Leave out the pictures and copy every record exactly.
--------------------
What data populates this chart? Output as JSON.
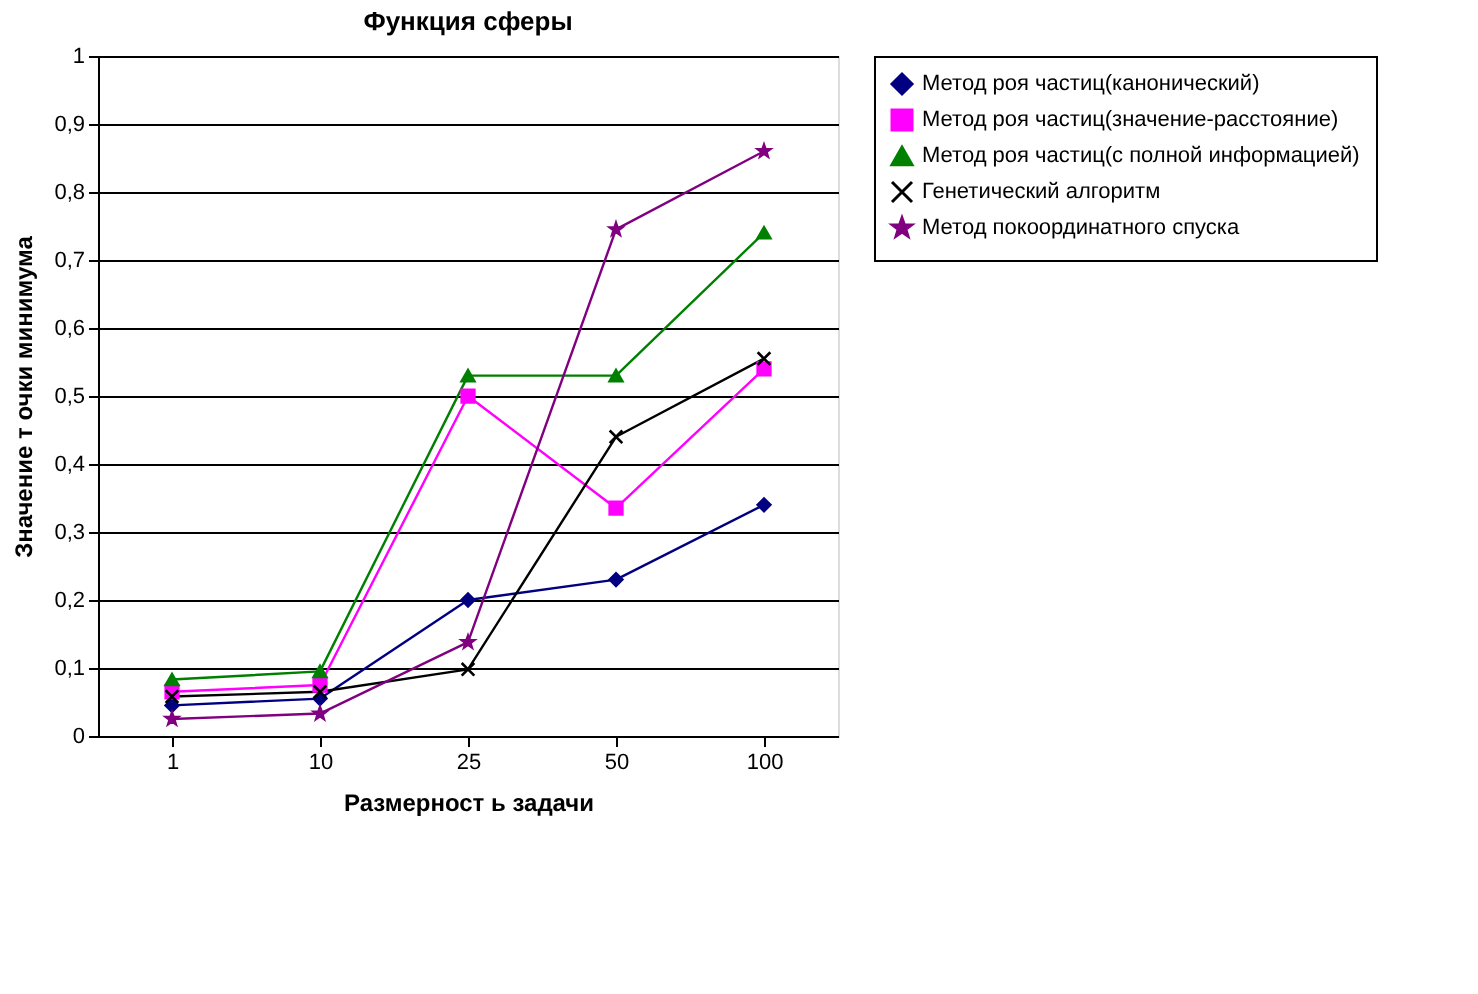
{
  "chart_data": {
    "type": "line",
    "title": "Функция сферы",
    "xlabel": "Размерност ь задачи",
    "ylabel": "Значение т очки минимума",
    "categories": [
      "1",
      "10",
      "25",
      "50",
      "100"
    ],
    "ylim": [
      0,
      1
    ],
    "yticks": [
      0,
      {
        "value": 0.1,
        "label": "0,1"
      },
      {
        "value": 0.2,
        "label": "0,2"
      },
      {
        "value": 0.3,
        "label": "0,3"
      },
      {
        "value": 0.4,
        "label": "0,4"
      },
      {
        "value": 0.5,
        "label": "0,5"
      },
      {
        "value": 0.6,
        "label": "0,6"
      },
      {
        "value": 0.7,
        "label": "0,7"
      },
      {
        "value": 0.8,
        "label": "0,8"
      },
      {
        "value": 0.9,
        "label": "0,9"
      },
      1
    ],
    "grid": "y",
    "legend": "right",
    "line_style": "solid",
    "series": [
      {
        "name": "Метод роя частиц(канонический)",
        "color": "#000080",
        "marker": "diamond",
        "values": [
          0.045,
          0.055,
          0.2,
          0.23,
          0.34
        ]
      },
      {
        "name": "Метод роя частиц(значение-расстояние)",
        "color": "#ff00ff",
        "marker": "square",
        "values": [
          0.065,
          0.075,
          0.5,
          0.335,
          0.54
        ]
      },
      {
        "name": "Метод роя частиц(с полной информацией)",
        "color": "#008000",
        "marker": "triangle",
        "values": [
          0.083,
          0.095,
          0.53,
          0.53,
          0.74
        ]
      },
      {
        "name": "Генетический алгоритм",
        "color": "#000000",
        "marker": "cross",
        "values": [
          0.058,
          0.065,
          0.098,
          0.44,
          0.555
        ]
      },
      {
        "name": "Метод покоординатного спуска",
        "color": "#800080",
        "marker": "star",
        "values": [
          0.025,
          0.033,
          0.138,
          0.745,
          0.86
        ]
      }
    ]
  }
}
--------------------
• _Response_:
What data populates this chart? Output as JSON.
{
  "chart_data": {
    "type": "line",
    "title": "Функция сферы",
    "xlabel": "Размерност ь задачи",
    "ylabel": "Значение т очки минимума",
    "categories": [
      "1",
      "10",
      "25",
      "50",
      "100"
    ],
    "ylim": [
      0,
      1
    ],
    "yticks": [
      0,
      {
        "value": 0.1,
        "label": "0,1"
      },
      {
        "value": 0.2,
        "label": "0,2"
      },
      {
        "value": 0.3,
        "label": "0,3"
      },
      {
        "value": 0.4,
        "label": "0,4"
      },
      {
        "value": 0.5,
        "label": "0,5"
      },
      {
        "value": 0.6,
        "label": "0,6"
      },
      {
        "value": 0.7,
        "label": "0,7"
      },
      {
        "value": 0.8,
        "label": "0,8"
      },
      {
        "value": 0.9,
        "label": "0,9"
      },
      1
    ],
    "grid": "y",
    "legend": "right",
    "line_style": "solid",
    "series": [
      {
        "name": "Метод роя частиц(канонический)",
        "color": "#000080",
        "marker": "diamond",
        "values": [
          0.045,
          0.055,
          0.2,
          0.23,
          0.34
        ]
      },
      {
        "name": "Метод роя частиц(значение-расстояние)",
        "color": "#ff00ff",
        "marker": "square",
        "values": [
          0.065,
          0.075,
          0.5,
          0.335,
          0.54
        ]
      },
      {
        "name": "Метод роя частиц(с полной информацией)",
        "color": "#008000",
        "marker": "triangle",
        "values": [
          0.083,
          0.095,
          0.53,
          0.53,
          0.74
        ]
      },
      {
        "name": "Генетический алгоритм",
        "color": "#000000",
        "marker": "cross",
        "values": [
          0.058,
          0.065,
          0.098,
          0.44,
          0.555
        ]
      },
      {
        "name": "Метод покоординатного спуска",
        "color": "#800080",
        "marker": "star",
        "values": [
          0.025,
          0.033,
          0.138,
          0.745,
          0.86
        ]
      }
    ]
  }
}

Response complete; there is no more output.